WHAT YOU WILL DO >> Lines containing the string "cdot" are to be collected in full.

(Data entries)
=-=-=

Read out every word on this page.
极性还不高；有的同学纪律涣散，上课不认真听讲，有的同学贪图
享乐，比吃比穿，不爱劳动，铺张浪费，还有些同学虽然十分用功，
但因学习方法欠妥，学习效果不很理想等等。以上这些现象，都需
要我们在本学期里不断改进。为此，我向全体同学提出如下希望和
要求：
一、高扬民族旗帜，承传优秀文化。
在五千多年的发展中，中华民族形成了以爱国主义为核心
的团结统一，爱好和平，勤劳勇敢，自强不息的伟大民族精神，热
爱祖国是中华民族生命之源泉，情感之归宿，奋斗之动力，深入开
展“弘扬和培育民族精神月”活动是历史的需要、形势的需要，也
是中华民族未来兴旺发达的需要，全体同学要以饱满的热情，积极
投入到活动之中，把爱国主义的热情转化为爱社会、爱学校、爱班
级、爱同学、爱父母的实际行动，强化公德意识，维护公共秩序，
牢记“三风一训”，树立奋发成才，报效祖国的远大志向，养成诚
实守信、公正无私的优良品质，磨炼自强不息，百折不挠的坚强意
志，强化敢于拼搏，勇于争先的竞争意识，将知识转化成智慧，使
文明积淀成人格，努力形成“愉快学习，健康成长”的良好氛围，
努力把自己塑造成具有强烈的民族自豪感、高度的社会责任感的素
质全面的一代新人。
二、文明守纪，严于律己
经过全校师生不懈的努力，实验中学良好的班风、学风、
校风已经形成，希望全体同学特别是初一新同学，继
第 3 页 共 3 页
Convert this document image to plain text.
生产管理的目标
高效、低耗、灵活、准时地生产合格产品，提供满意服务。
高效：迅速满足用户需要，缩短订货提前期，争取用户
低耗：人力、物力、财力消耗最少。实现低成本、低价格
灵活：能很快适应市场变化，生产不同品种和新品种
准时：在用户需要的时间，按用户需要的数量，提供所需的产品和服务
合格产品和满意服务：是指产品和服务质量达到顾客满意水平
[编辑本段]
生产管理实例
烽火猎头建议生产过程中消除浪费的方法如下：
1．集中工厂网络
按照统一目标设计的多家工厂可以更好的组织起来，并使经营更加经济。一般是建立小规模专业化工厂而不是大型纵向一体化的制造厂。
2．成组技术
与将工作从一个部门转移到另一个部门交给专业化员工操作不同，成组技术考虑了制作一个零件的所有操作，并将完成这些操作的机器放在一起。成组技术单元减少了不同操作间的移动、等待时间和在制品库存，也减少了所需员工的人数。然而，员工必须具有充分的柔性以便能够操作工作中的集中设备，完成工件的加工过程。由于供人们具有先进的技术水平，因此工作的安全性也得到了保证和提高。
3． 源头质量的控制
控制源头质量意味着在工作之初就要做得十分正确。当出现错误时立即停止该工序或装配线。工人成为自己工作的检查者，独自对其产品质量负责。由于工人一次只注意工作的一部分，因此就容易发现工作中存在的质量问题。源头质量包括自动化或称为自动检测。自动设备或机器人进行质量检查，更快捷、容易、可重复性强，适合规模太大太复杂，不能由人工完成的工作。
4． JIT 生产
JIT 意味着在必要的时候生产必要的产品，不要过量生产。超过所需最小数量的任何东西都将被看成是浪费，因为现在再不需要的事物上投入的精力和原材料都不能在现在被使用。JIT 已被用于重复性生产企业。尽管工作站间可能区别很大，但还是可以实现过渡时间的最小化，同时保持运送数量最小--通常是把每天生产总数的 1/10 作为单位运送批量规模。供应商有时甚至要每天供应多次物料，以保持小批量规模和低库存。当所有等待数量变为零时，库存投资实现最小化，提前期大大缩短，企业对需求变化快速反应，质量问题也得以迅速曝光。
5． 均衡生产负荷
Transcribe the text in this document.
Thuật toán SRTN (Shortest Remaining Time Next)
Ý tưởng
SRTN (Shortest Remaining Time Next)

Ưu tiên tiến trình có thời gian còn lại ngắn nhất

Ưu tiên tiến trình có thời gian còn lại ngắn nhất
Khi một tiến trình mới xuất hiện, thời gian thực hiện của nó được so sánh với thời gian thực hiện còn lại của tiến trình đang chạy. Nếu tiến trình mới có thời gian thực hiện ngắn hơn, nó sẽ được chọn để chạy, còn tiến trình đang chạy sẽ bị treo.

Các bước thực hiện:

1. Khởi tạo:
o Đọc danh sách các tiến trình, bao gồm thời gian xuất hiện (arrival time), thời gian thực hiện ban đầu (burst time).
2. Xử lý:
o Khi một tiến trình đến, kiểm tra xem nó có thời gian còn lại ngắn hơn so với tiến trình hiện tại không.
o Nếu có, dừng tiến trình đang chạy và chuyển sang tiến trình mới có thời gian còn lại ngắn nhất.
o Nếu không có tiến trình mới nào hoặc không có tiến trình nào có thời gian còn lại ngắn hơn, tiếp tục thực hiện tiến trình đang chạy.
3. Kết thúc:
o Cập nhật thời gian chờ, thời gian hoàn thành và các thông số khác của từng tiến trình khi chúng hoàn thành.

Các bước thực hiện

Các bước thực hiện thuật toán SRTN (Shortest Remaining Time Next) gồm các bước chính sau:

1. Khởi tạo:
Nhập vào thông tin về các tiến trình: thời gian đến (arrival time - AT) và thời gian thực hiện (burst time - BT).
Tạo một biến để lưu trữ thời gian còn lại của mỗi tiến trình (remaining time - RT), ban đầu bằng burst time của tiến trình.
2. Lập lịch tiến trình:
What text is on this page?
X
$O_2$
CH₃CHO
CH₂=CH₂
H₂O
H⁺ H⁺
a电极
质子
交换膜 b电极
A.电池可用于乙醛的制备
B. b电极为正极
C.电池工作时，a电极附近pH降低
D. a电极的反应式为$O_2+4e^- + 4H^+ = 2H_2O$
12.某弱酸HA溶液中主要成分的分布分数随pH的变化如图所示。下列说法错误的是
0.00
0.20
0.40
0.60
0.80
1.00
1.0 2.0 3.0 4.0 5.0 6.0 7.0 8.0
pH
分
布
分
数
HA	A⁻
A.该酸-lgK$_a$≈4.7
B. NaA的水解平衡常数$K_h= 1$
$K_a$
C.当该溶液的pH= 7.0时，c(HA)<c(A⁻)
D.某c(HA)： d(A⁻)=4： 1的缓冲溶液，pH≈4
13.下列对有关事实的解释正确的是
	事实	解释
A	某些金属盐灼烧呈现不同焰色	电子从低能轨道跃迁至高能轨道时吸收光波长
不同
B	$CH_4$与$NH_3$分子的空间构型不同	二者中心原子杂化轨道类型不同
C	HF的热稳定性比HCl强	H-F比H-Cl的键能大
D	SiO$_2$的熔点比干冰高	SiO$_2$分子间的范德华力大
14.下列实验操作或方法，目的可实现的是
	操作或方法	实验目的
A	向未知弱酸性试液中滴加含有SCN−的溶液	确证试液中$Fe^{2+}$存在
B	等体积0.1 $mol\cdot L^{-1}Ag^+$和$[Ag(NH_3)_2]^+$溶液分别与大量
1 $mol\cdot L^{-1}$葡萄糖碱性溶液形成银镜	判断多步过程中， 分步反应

=-=-=

TASK OUTPUT >>
B	等体积0.1 $mol\cdot L^{-1}Ag^+$和$[Ag(NH_3)_2]^+$溶液分别与大量
1 $mol\cdot L^{-1}$葡萄糖碱性溶液形成银镜	判断多步过程中， 分步反应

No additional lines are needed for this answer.